→ **STUDY QUESTIONS**
A - Output the portion of the passage on the Open Source Toolkit starting at "Finally, as community-developed" and ending at "about software use.".
B - Answer these questions using the passage on the Open Source Toolkit:
(i) In which semester is the DHC offering its workshops?
(ii) How many participants will receive a physical toolkit on a flash drive?
(iii) What does the Center for Digital Humanities and Culture present to the IUP community?

+++ QUOTED PASSAGE

During the Spring 2014 semester, the DHC is offering a series of
semiweekly workshops designed to provide hands on introductions to
many tools in the toolkit. In the workshops, guided tours of feature
sets are complemented by discussions of use case scenarios that
illustrate the software’s utility in academic settings. The
first 100 participants will also be provided with a physical toolkit
on a flash drive. The DHC website will also host a forum for
participants to offer and seek peer-support.
Finally, as community-developed projects, most of these open-source
tools themselves have dedicated forums, tutorials, wikis, and
documentation which can be easily googled.
The Philosophy of Open Software in Academia
Academic freedom embraces the pursuit of ideas and inquiry through research and teaching. In the digital age, the tools we access both enable and constrain the expression of ideas. So it is consistent with the principles of liberal learning that students and teachers make informed, empowered, and responsible choices about software use.
informed users value accessible tools that complement their learning needs
responsible users seek tools which conform to copyright and licensing rules
Within the the university system system, academic freedom for faculty includes the right to select appropriate media and teaching aids. Free and Open Source Software is based on a similar commitment to user choice. In recent years, the IT practices at many academic institutions have been dominated by proprietary software which tends to “lock” users to their products and which also tend to limit access through closed formats and DRM restrictions. Many academics view this as creating a tension with the mission of universities and libraries to promote the circulation of ideas.
The Center for Digital Humanities and Culture is pleased to present its Open Source Toolkit to the IUP community. The goals of this open source (OS) toolkit are to help members of the academic community evaluate the utility of open source tools for learning, research, and service; and to promote digital literacy and agency through informed adoption of digital tools. By selecting a palette of established open-source tools, we hope to provide users with a positive and relevant experience of open source software, so that they can better integrate appropriate technology tools into their professional lives.

++++++
+++ PROVIDED INFORMATION

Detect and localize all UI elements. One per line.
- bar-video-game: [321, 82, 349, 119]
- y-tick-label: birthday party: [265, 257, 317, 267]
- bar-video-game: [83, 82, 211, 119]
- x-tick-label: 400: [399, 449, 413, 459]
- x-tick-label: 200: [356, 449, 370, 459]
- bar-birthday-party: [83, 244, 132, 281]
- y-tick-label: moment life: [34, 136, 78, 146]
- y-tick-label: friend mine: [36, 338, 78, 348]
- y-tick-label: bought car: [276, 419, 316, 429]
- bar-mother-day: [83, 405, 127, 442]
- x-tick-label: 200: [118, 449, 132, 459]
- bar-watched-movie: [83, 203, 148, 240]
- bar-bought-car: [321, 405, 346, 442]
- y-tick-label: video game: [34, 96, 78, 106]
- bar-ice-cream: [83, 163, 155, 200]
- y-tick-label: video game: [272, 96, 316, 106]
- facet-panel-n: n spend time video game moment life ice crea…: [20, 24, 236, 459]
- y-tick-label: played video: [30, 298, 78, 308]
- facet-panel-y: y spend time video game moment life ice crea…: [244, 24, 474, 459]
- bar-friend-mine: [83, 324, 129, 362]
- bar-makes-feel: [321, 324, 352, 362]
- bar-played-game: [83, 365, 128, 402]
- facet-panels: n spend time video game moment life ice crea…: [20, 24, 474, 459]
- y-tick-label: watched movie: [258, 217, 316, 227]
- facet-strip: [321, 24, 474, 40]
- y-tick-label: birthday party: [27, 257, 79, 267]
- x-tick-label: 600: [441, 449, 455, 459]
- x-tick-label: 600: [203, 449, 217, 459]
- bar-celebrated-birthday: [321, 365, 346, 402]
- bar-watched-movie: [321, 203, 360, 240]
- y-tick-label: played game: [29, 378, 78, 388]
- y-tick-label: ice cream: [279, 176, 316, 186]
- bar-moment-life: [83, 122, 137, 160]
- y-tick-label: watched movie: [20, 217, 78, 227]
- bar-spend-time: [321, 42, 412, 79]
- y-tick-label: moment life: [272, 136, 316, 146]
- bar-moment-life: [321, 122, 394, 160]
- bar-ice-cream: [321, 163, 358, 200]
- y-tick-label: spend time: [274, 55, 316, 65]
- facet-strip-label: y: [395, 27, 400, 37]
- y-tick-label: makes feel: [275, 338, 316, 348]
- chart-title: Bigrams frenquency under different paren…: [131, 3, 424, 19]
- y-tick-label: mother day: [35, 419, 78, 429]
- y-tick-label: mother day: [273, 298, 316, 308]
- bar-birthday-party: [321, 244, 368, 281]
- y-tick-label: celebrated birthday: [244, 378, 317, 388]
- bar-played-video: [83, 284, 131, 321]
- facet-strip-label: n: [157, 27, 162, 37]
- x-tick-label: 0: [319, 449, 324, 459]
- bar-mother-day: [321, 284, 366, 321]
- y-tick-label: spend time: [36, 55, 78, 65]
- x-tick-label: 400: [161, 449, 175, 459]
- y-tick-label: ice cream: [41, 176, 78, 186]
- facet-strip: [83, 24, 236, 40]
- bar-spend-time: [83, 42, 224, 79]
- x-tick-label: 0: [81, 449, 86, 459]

++++++

→ **TASK SOLUTIONS**
A -
Finally, as community-developed projects, most of these open-source
tools themselves have dedicated forums, tutorials, wikis, and
documentation which can be easily googled.
The Philosophy of Open Software in Academia
Academic freedom embraces the pursuit of ideas and inquiry through research and teaching. In the digital age, the tools we access both enable and constrain the expression of ideas. So it is consistent with the principles of liberal learning that students and teachers make informed, empowered, and responsible choices about software use.

B -
(i) The Spring 2014 semester.
(ii) The first 100 participants.
(iii) Its Open Source Toolkit.